Requirement: Where a line below holds the string "icon", copy that line.

Data items:
>> Start

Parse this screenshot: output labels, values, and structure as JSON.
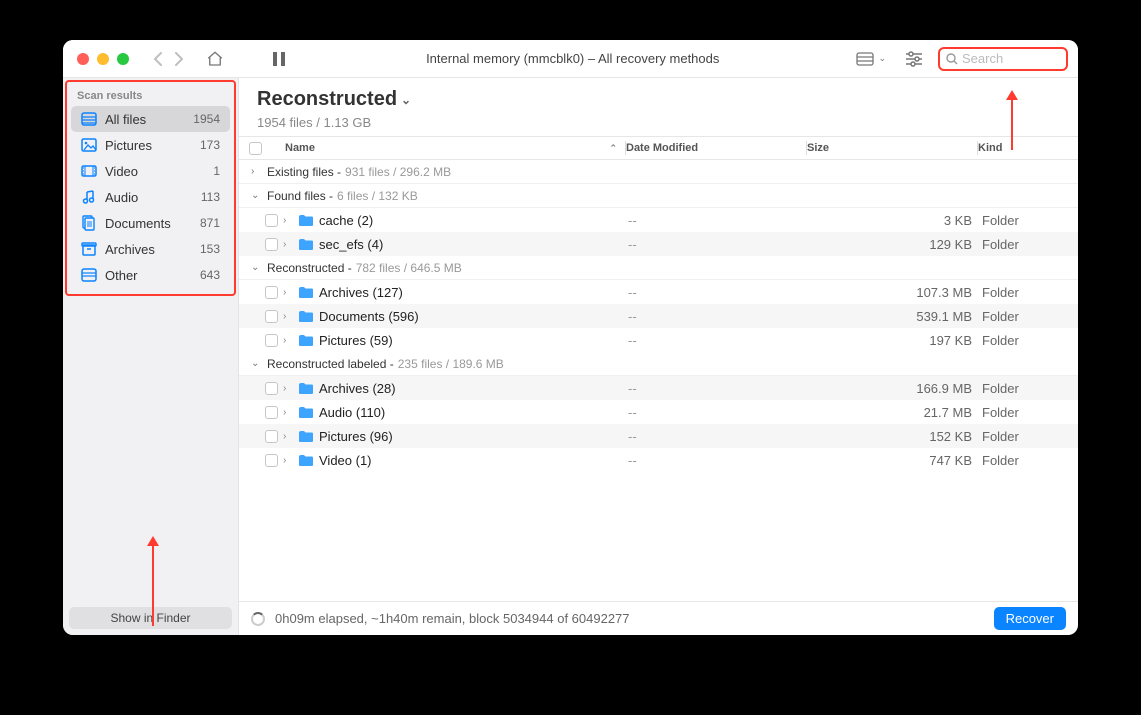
{
  "toolbar": {
    "title": "Internal memory (mmcblk0) – All recovery methods",
    "search_placeholder": "Search"
  },
  "sidebar": {
    "header": "Scan results",
    "items": [
      {
        "icon": "all",
        "label": "All files",
        "count": "1954",
        "selected": true
      },
      {
        "icon": "pictures",
        "label": "Pictures",
        "count": "173",
        "selected": false
      },
      {
        "icon": "video",
        "label": "Video",
        "count": "1",
        "selected": false
      },
      {
        "icon": "audio",
        "label": "Audio",
        "count": "113",
        "selected": false
      },
      {
        "icon": "documents",
        "label": "Documents",
        "count": "871",
        "selected": false
      },
      {
        "icon": "archives",
        "label": "Archives",
        "count": "153",
        "selected": false
      },
      {
        "icon": "other",
        "label": "Other",
        "count": "643",
        "selected": false
      }
    ],
    "show_in_finder": "Show in Finder"
  },
  "main": {
    "title": "Reconstructed",
    "subtitle": "1954 files / 1.13 GB",
    "columns": {
      "name": "Name",
      "date": "Date Modified",
      "size": "Size",
      "kind": "Kind"
    }
  },
  "groups": [
    {
      "name": "Existing files",
      "meta": "931 files / 296.2 MB",
      "expanded": false,
      "rows": []
    },
    {
      "name": "Found files",
      "meta": "6 files / 132 KB",
      "expanded": true,
      "rows": [
        {
          "name": "cache (2)",
          "date": "--",
          "size": "3 KB",
          "kind": "Folder"
        },
        {
          "name": "sec_efs (4)",
          "date": "--",
          "size": "129 KB",
          "kind": "Folder"
        }
      ]
    },
    {
      "name": "Reconstructed",
      "meta": "782 files / 646.5 MB",
      "expanded": true,
      "rows": [
        {
          "name": "Archives (127)",
          "date": "--",
          "size": "107.3 MB",
          "kind": "Folder"
        },
        {
          "name": "Documents (596)",
          "date": "--",
          "size": "539.1 MB",
          "kind": "Folder"
        },
        {
          "name": "Pictures (59)",
          "date": "--",
          "size": "197 KB",
          "kind": "Folder"
        }
      ]
    },
    {
      "name": "Reconstructed labeled",
      "meta": "235 files / 189.6 MB",
      "expanded": true,
      "rows": [
        {
          "name": "Archives (28)",
          "date": "--",
          "size": "166.9 MB",
          "kind": "Folder"
        },
        {
          "name": "Audio (110)",
          "date": "--",
          "size": "21.7 MB",
          "kind": "Folder"
        },
        {
          "name": "Pictures (96)",
          "date": "--",
          "size": "152 KB",
          "kind": "Folder"
        },
        {
          "name": "Video (1)",
          "date": "--",
          "size": "747 KB",
          "kind": "Folder"
        }
      ]
    }
  ],
  "status": {
    "text": "0h09m elapsed, ~1h40m remain, block 5034944 of 60492277",
    "recover_label": "Recover"
  }
}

>> End

Task response:
        "icon": "all",
        "icon": "pictures",
        "icon": "video",
        "icon": "audio",
        "icon": "documents",
        "icon": "archives",
        "icon": "other",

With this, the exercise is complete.